---- Texto proporcionado
La enseñanza de Juan era el propio Juan, la simplicidad de su vida y de sus relaciones, la conciencia de sus límites y de sus conflictos, su ironía constante –que podía ser temible, y estoy autorizado a afirmarlo ya quLe algunas de mis pretensiones la sufrieron en carne propia– y la aceptación valerosa de su propio destino”, afirma con entrañable nostalgia Juan José Saer. A más de cuarenta años de su muerte, la poesía de Juan L. Ortiz es un legado potente e inagotable en la historia de la mejor poesía argentina.
La obra total de este entrerriano eminente abarca unas tres cuartas partes de un siglo tumultuoso, y su figura aparece adherida a una imagen brumosa, como una performance que trae a un señor flaquito, con boquilla de bambú y una letra mínima, y que legó a una generación un borde por donde hablar con profundo humanismo –hablar, poetizar– de cuestiones que el río lleva y trae y el paisaje acuna en sus ramajes.
La obra completa de Juan L. Ortiz (Puerto Ruiz, Entre Ríos, 1896 –Paraná, 1978) vuelve a ser editada, bajo la dirección del entusiasta crítico y narrador Sergio Delgado, y el impulso no menos entusiasta de los equipos editoriales de la Universidad Nacional del Litoral y la Universidad Nacional de Entre Ríos, ambas con un respaldo en trabajos de rescate. Esta vez, en esta nueva tirada de impecable factura, dos volúmenes reúnen la totalidad de la producción ortiziana: el primero, En el aura del sauce, contiene la totalidad de los libros éditos; el segundo, Hojillas, reúne textos dispersos, prosas, el “Protosauce”. En ambos tomos, se reunieron ensayos de alto valor conmemorativo y análisis enriquecedores de la experiencia que conlleva la lectura de esta caudalosa poesía.
Juanele –insistencia de una cercanía, que destierra el Laurentino– o Juan, como lo nombra Saer, pervive en la poesía argentina contemporánea, atado a un paisaje que todo el tiempo pide ser atravesado, en la lectura y la relectura, como sus ríos infinitos, en los ecos de esos versos antológicos que hablan de la experiencia: “Me atravesaba un río, me atravesaba un río…” Y ya hace tiempo, los lectores se suman de a cientos, cada vez más, alejados paulatinamente de toda mitificación. Porque ese mito en el que se constituyó para la generación del 60, que lo sostuvo en diversos abordajes (los acercamientos de Juana Bignozzi, Paco Urondo, junto a Saer y Hugo Gola, y más tarde Tamara Kamenszain, entre otros), abrieron un camino, que de alguna manera habilitó esa posibilidad de que hoy siga siendo noticia la edición –una nueva, más cómoda– de su Obra completa.
--------
---- Extractos de datos
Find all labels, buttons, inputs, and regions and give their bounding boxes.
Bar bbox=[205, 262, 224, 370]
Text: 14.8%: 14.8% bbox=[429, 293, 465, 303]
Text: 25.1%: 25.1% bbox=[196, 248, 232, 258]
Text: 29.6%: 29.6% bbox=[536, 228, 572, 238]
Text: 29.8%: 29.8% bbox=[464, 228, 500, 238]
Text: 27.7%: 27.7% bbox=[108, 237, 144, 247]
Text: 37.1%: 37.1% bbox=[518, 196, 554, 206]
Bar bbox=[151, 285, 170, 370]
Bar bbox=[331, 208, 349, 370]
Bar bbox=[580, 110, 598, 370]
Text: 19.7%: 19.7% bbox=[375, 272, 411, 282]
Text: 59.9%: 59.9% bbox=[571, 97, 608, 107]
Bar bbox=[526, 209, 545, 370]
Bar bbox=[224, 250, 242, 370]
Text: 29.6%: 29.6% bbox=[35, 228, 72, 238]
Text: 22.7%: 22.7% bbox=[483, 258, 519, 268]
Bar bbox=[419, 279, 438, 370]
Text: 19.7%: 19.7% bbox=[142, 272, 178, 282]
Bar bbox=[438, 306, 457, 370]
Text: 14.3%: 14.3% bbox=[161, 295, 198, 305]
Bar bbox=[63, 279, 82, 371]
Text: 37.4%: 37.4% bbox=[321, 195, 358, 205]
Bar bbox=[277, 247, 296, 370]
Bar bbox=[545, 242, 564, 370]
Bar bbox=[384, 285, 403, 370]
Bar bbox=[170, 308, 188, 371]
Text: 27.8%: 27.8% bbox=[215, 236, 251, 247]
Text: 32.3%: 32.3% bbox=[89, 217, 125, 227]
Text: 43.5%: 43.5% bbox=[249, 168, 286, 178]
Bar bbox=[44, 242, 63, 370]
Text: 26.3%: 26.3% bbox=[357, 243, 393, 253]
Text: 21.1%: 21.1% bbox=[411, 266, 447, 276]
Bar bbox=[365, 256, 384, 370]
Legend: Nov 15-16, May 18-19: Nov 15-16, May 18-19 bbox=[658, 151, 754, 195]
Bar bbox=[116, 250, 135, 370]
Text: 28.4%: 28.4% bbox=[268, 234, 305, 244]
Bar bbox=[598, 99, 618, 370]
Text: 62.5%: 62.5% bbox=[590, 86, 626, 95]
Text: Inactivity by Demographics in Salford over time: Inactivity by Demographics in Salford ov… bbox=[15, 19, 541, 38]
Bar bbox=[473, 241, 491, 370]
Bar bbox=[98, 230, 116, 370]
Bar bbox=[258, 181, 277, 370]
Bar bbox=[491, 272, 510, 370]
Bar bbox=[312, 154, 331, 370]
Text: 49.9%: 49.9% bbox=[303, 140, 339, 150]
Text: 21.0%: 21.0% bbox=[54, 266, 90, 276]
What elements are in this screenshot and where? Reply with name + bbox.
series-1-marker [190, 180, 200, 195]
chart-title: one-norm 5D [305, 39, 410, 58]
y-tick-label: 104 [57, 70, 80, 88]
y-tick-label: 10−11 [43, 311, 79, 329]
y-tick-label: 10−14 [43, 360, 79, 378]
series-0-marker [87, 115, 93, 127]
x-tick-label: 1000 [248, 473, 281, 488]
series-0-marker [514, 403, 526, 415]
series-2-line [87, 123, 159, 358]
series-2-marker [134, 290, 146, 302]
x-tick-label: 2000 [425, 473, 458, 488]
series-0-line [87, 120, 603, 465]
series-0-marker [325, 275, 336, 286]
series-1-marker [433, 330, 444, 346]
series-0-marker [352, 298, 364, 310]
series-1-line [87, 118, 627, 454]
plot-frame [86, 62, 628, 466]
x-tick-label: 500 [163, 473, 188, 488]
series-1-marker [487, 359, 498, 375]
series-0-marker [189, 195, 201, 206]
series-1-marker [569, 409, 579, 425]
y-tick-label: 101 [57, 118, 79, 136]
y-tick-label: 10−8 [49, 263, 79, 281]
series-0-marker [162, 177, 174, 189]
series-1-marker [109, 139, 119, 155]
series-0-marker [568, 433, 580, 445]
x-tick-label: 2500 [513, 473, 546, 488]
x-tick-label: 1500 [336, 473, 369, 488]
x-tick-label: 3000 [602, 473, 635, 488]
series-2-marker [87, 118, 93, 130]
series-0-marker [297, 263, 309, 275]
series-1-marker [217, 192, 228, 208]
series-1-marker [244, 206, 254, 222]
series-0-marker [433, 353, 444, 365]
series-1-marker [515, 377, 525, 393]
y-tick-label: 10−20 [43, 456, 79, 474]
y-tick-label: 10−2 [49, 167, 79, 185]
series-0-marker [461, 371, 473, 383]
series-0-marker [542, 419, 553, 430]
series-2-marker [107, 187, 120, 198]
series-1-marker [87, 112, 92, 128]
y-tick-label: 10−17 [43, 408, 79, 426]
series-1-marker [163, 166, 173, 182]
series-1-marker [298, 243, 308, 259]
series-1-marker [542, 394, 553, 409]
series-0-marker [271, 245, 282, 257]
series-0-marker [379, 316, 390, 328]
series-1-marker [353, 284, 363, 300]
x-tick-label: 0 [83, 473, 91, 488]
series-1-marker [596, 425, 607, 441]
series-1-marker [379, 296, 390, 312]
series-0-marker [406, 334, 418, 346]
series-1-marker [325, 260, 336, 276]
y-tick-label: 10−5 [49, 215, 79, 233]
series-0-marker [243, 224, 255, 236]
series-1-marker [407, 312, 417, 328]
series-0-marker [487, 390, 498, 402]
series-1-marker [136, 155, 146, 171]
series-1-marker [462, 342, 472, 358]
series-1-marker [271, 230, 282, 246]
--------
### [Enunciado escrito]
Prosiga el texto sobre la nueva edición de la obra completa de Juan L. Ortiz a partir de su última oración.

### [Respuesta correcta]
Hace tiempo que su figura está en lo más alto de la lírica rioplatense. En esa ardua competencia que tensa centro o periferia, porteños versus provincianos, la obra enorme que configura En el aura del sauce (un proyecto concebido por el mismo poeta años antes de su muerte) lo pone por encima de algunos poetas contemporáneos: por encima de Carlos Mastronardi (su llave de ingreso al mundillo literario porteño, gualeyos ambos, como Villanueva y Emma Barrandéguy); muy por encima de la poesía de zaguanes y cuchilleros de Jorge Luis Borges o la vanguardia doméstica de Girondo. En Ortiz, hay una pregunta por la lírica que lo lleva a otros territorios: no en diálogo con el modernismo aún vibrante en los años 20, sino con el simbolismo y los primeros movimientos de vanguardia poética –vía las experiencias francesas– que van a dar esa extraña mezcla que es su marca: aguas de ríos donde leer la biografía; paisaje abrazado a una experiencia vital. También, una atenta mirada sobre la realidad social, a la que adicionará el orientalismo, y las políticas de la amistad, que signarán su vida.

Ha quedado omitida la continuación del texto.